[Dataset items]

● ● ● ● ●

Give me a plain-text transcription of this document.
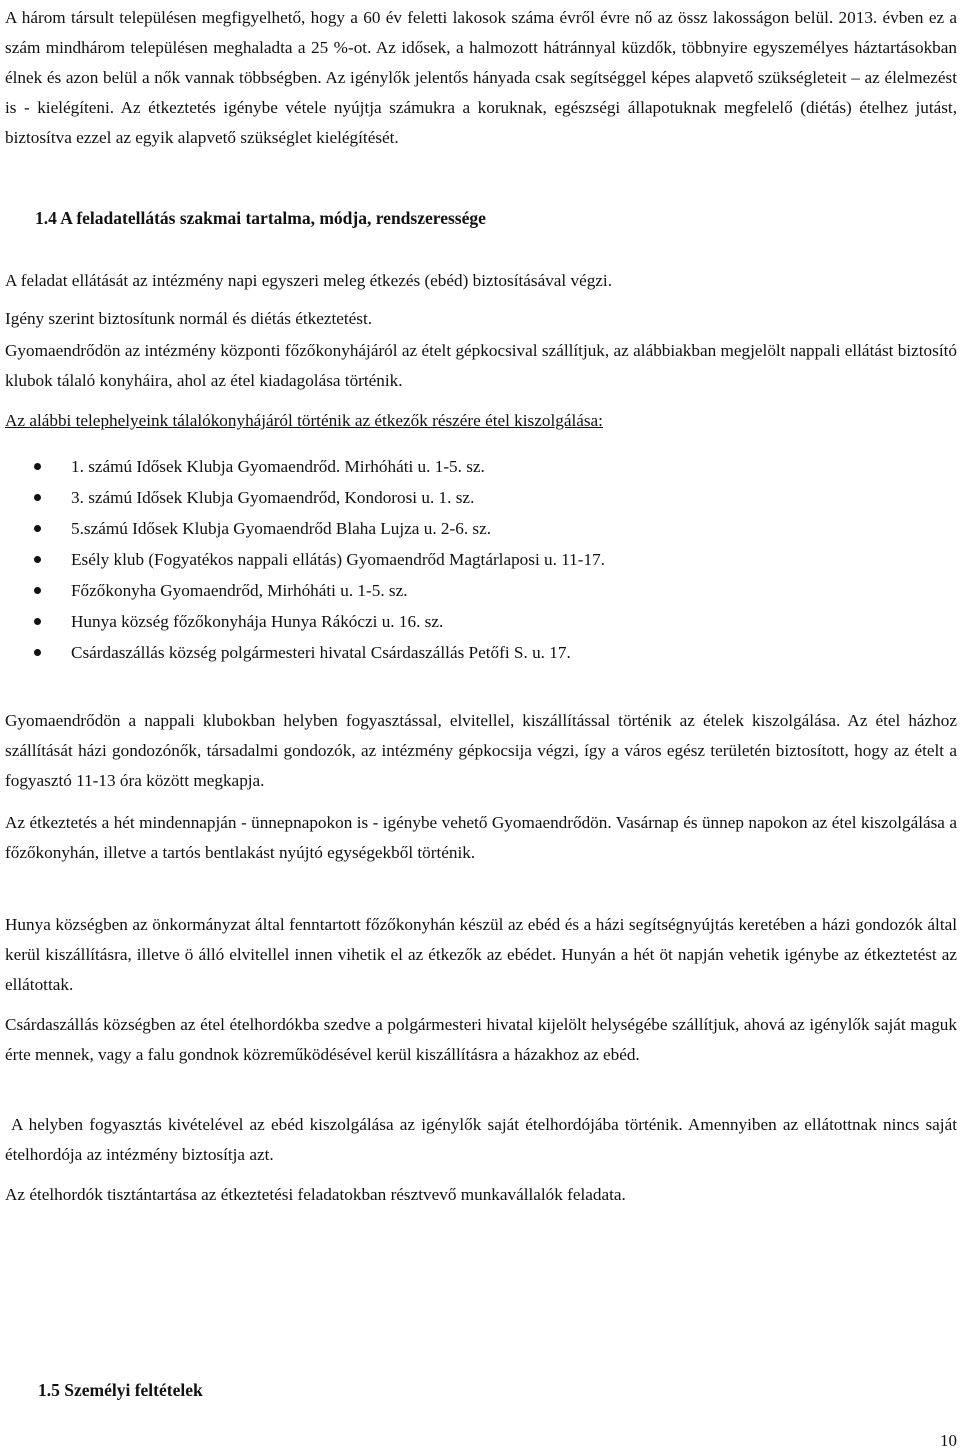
A három társult településen megfigyelhető, hogy a 60 év feletti lakosok száma évről évre nő az össz lakosságon belül. 2013. évben ez a szám mindhárom településen meghaladta a 25 %-ot. Az idősek, a halmozott hátránnyal küzdők, többnyire egyszemélyes háztartásokban élnek és azon belül a nők vannak többségben. Az igénylők jelentős hányada csak segítséggel képes alapvető szükségleteit – az élelmezést is - kielégíteni. Az étkeztetés igénybe vétele nyújtja számukra a koruknak, egészségi állapotuknak megfelelő (diétás) ételhez jutást, biztosítva ezzel az egyik alapvető szükséglet kielégítését.

1.4 A feladatellátás szakmai tartalma, módja, rendszeressége

A feladat ellátását az intézmény napi egyszeri meleg étkezés (ebéd) biztosításával végzi.

Igény szerint biztosítunk normál és diétás étkeztetést.

Gyomaendrődön az intézmény központi főzőkonyhájáról az ételt gépkocsival szállítjuk, az alábbiakban megjelölt nappali ellátást biztosító klubok tálaló konyháira, ahol az étel kiadagolása történik.

Az alábbi telephelyeink tálalókonyhájáról történik az étkezők részére étel kiszolgálása:

1. számú Idősek Klubja Gyomaendrőd. Mirhóháti u. 1-5. sz.
3. számú Idősek Klubja Gyomaendrőd, Kondorosi u. 1. sz.
5.számú Idősek Klubja Gyomaendrőd Blaha Lujza u. 2-6. sz.
Esély klub (Fogyatékos nappali ellátás) Gyomaendrőd Magtárlaposi u. 11-17.
Főzőkonyha Gyomaendrőd, Mirhóháti u. 1-5. sz.
Hunya község főzőkonyhája Hunya Rákóczi u. 16. sz.
Csárdaszállás község polgármesteri hivatal Csárdaszállás Petőfi S. u. 17.

Gyomaendrődön a nappali klubokban helyben fogyasztással, elvitellel, kiszállítással történik az ételek kiszolgálása. Az étel házhoz szállítását házi gondozónők, társadalmi gondozók, az intézmény gépkocsija végzi, így a város egész területén biztosított, hogy az ételt a fogyasztó 11-13 óra között megkapja.

Az étkeztetés a hét mindennapján - ünnepnapokon is - igénybe vehető Gyomaendrődön. Vasárnap és ünnep napokon az étel kiszolgálása a főzőkonyhán, illetve a tartós bentlakást nyújtó egységekből történik.

Hunya községben az önkormányzat által fenntartott főzőkonyhán készül az ebéd és a házi segítségnyújtás keretében a házi gondozók által kerül kiszállításra, illetve ö álló elvitellel innen vihetik el az étkezők az ebédet. Hunyán a hét öt napján vehetik igénybe az étkeztetést az ellátottak.

Csárdaszállás községben az étel ételhordókba szedve a polgármesteri hivatal kijelölt helységébe szállítjuk, ahová az igénylők saját maguk érte mennek, vagy a falu gondnok közreműködésével kerül kiszállításra a házakhoz az ebéd.

A helyben fogyasztás kivételével az ebéd kiszolgálása az igénylők saját ételhordójába történik. Amennyiben az ellátottnak nincs saját ételhordója az intézmény biztosítja azt.

Az ételhordók tisztántartása az étkeztetési feladatokban résztvevő munkavállalók feladata.

1.5 Személyi feltételek
10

● ● ● ● ●

Give the number of lines in the listing above that contain "illetve", and nothing else.

◆ **THE RESPONSE**
2